* [Liste des consignes]:
**a)** Réécrivez le passage du texte sur la réforme fiscale jurassienne qui s'ouvre sur les mots « Nous y avons » et se termine par « loi cantonale d’impôt. », en remplaçant « finances publiques » par « comptes publics ».
**b)** D'après le texte sur la réforme fiscale jurassienne, quel montant l'État perdra-t-il la première année ?

* [Texte de la page]:
--------------------------------------------------

De chers cadeaux

Nous y avons fait allusion dans un précédent numéro, toute une série de projets, fiscaux notamment, vont détériorer sensiblement les finances publiques prochainement. La Coordination des syndicats de la fonction publique jurassienne (CDS) vient de répondre à la consultation sur la modification de la loi cantonale d’impôt.

Tous les cantons continuent de jouer allégrement la concurrence fiscale pour s’attirer les meilleurs contribuables. Le Jura s’y met également avec son projet de réduction de l’imposition des entreprises. Officiellement, c’est pour mettre fin aux régimes spéciaux dont bénéficient 10% des entreprises jurassiennes (380) qui occupent quand même quarante à cinquante personnes dans le Jura! Mais elles payent des impôts, importants, il faut le dire. Ainsi, pour les garder, et pour répondre aux exigences européennes de mettre fin à ces régimes spéciaux, l’idée est venue d’appliquer ces régimes spéciaux à toutes les entreprises. Lesdits régimes spéciaux disparaissent ainsi de fait.

Ce projet, appelé désormais PF 17 ou RFFA, si on le lie à la réforme de l’AVS, est en fait le petit frère de la RIE III récemment rejetée en votation populaire. Les objectifs restent les mêmes. Les conséquences financières pour les collectivités publiques également. Avec les mesures en faveur des personnes physiques, ce projet prévoit dès 2020, malgré une entrée en vigueur progressive des mesures, des pertes pour l’État de 10,85 millions la première année, qui progresseront jusqu’à 12,86 millions en 2024. Pour les communes, le manque à gagner ira sur la même période de 7,50 millions à 8,82 millions.

La CDS a fait part de son inquiétude et de son désaccord de principe. Cette révision de la loi d’impôt est à ce point coûteuse qu’elle entraînera un démantèlement des prestations publiques drastique. Au-delà des mesures touchant la suppression inévitable de nombreux postes, dans l’administration et dans l’enseignement, ce sont des prestations à la population qui devront être abandonnées. Contrairement aux cadeaux fiscaux qui profiteront à une minorité, la disparition de prestations publiques touchera la majorité des citoyens, plus fortement encore si leur situation est déjà aujourd’hui précarisée.

Pour contrer ce démantèlement, la CDS a décidé de proposer à plusieurs partenaires (syndicaux, politiques, associatifs) de ne pas réagir négativement en s’opposant par référendum au projet PF 17, comme ce fut le cas voici un peu plus d’un an contre la RIE III, mais d’agir positivement en lançant une initiative cantonale destinée à inscrire dans la Constitution la préservation des services publics. Une telle initiative a été lancée avec succès à Genève. Fondamentalement, cette initiative indique simplement aux autorités qu’elles peuvent accorder tous les cadeaux fiscaux qu’elles entendent aux entreprises et aux puissants, mais qu’elles doivent malgré tout assurer le financement des services publics et des prestations qu’ils assument. Une sorte d’OPTIMA à l’envers.

La CDS est convaincue que ce sont les domaines de la santé, de l’action sociale et de la formation qui seront les premiers touchés par des mesures d’économies compensatoires aux cadeaux fiscaux envisagés. Ces domaines sont systématiquement cités comme pesant de plus en plus lourdement dans les budgets, cantonaux notamment. La CDS veut empêcher cette tendance par son projet d’initiative. Il ne faut pas que la majorité paie les chers cadeaux faits à une minorité.

--------------------------------------------------

* [Données répertoriées]:
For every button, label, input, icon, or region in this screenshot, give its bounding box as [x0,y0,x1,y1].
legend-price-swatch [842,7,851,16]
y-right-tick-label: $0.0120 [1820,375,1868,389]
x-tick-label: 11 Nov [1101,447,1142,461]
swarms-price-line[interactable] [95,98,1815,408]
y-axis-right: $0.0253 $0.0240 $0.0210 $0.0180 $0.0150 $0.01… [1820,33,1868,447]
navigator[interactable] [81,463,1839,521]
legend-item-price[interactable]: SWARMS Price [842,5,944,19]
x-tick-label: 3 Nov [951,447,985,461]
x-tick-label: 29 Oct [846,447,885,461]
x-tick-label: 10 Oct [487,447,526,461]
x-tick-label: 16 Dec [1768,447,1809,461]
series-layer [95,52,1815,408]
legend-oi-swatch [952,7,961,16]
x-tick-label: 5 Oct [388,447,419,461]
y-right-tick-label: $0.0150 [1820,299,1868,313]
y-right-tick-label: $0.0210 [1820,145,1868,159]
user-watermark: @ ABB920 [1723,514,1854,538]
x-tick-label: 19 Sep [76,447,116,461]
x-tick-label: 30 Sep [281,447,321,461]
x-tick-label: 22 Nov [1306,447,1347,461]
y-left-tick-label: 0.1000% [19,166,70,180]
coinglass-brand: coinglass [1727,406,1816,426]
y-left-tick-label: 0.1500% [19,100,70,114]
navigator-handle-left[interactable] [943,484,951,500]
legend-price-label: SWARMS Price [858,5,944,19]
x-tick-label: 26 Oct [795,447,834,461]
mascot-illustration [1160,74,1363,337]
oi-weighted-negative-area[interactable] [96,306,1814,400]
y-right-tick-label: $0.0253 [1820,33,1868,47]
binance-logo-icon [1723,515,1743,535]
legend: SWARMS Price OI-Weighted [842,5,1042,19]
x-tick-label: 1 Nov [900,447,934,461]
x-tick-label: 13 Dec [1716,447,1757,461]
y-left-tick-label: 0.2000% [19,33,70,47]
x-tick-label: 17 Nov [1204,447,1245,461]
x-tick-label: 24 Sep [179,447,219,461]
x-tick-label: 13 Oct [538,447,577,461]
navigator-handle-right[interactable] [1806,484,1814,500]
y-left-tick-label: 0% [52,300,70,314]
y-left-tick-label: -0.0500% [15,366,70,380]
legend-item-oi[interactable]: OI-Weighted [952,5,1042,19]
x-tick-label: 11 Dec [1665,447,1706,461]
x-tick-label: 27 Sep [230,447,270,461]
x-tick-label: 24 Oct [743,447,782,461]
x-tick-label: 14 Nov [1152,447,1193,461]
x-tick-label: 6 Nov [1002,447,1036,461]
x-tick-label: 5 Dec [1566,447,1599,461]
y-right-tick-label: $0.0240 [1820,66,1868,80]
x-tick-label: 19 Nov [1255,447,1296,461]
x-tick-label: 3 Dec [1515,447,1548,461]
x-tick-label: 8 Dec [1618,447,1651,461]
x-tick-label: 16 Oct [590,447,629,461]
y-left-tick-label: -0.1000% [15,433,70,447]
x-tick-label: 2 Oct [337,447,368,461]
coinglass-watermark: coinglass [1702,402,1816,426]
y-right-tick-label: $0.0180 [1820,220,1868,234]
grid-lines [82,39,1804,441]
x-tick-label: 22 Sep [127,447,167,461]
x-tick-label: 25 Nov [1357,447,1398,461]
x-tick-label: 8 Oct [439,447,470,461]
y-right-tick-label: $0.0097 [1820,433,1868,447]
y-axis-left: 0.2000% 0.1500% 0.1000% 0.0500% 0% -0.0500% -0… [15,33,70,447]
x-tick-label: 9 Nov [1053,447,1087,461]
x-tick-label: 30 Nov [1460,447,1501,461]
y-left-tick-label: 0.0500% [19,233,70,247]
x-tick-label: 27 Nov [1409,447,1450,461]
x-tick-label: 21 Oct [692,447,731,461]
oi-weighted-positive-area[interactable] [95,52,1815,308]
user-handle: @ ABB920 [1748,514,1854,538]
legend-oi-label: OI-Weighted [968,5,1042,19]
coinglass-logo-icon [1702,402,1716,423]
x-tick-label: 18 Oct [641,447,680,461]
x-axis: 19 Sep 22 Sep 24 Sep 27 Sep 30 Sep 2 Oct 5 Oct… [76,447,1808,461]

--------------------------------------------------

* [Réponses par consigne]:
**a)**
Nous y avons fait allusion dans un précédent numéro, toute une série de projets, fiscaux notamment, vont détériorer sensiblement les comptes publics prochainement. La Coordination des syndicats de la fonction publique jurassienne (CDS) vient de répondre à la consultation sur la modification de la loi cantonale d’impôt.

**b)** 10,85 millions.